→ **EXERCISE REQUIREMENTS**:
Repeat the listing in full, preserving every character.

Raw records:
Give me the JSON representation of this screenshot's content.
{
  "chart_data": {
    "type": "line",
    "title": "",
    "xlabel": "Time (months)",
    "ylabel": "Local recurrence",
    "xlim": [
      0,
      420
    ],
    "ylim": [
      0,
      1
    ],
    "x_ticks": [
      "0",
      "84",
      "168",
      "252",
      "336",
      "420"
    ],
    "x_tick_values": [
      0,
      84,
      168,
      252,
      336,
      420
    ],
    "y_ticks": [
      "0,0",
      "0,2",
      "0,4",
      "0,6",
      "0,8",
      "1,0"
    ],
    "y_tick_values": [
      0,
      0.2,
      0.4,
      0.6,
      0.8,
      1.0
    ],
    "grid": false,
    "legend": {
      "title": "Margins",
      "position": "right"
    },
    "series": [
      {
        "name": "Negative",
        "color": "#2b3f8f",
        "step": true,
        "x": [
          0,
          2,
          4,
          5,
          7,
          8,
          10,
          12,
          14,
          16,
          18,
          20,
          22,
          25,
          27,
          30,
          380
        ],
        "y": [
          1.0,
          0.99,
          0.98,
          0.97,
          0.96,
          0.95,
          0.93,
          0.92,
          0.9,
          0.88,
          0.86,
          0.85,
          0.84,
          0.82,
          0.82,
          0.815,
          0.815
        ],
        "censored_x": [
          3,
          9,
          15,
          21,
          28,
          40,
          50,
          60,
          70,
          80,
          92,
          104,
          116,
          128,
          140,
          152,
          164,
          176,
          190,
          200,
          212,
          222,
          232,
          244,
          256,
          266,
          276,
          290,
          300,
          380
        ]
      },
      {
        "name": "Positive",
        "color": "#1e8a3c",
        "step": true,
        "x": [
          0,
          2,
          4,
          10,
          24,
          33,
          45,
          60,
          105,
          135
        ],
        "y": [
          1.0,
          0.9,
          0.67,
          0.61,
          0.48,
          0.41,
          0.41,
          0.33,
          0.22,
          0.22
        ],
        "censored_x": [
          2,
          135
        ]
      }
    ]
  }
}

→ **THE OUTPUT**:
Give me the JSON representation of this screenshot's content.
{
  "chart_data": {
    "type": "line",
    "title": "",
    "xlabel": "Time (months)",
    "ylabel": "Local recurrence",
    "xlim": [
      0,
      420
    ],
    "ylim": [
      0,
      1
    ],
    "x_ticks": [
      "0",
      "84",
      "168",
      "252",
      "336",
      "420"
    ],
    "x_tick_values": [
      0,
      84,
      168,
      252,
      336,
      420
    ],
    "y_ticks": [
      "0,0",
      "0,2",
      "0,4",
      "0,6",
      "0,8",
      "1,0"
    ],
    "y_tick_values": [
      0,
      0.2,
      0.4,
      0.6,
      0.8,
      1.0
    ],
    "grid": false,
    "legend": {
      "title": "Margins",
      "position": "right"
    },
    "series": [
      {
        "name": "Negative",
        "color": "#2b3f8f",
        "step": true,
        "x": [
          0,
          2,
          4,
          5,
          7,
          8,
          10,
          12,
          14,
          16,
          18,
          20,
          22,
          25,
          27,
          30,
          380
        ],
        "y": [
          1.0,
          0.99,
          0.98,
          0.97,
          0.96,
          0.95,
          0.93,
          0.92,
          0.9,
          0.88,
          0.86,
          0.85,
          0.84,
          0.82,
          0.82,
          0.815,
          0.815
        ],
        "censored_x": [
          3,
          9,
          15,
          21,
          28,
          40,
          50,
          60,
          70,
          80,
          92,
          104,
          116,
          128,
          140,
          152,
          164,
          176,
          190,
          200,
          212,
          222,
          232,
          244,
          256,
          266,
          276,
          290,
          300,
          380
        ]
      },
      {
        "name": "Positive",
        "color": "#1e8a3c",
        "step": true,
        "x": [
          0,
          2,
          4,
          10,
          24,
          33,
          45,
          60,
          105,
          135
        ],
        "y": [
          1.0,
          0.9,
          0.67,
          0.61,
          0.48,
          0.41,
          0.41,
          0.33,
          0.22,
          0.22
        ],
        "censored_x": [
          2,
          135
        ]
      }
    ]
  }
}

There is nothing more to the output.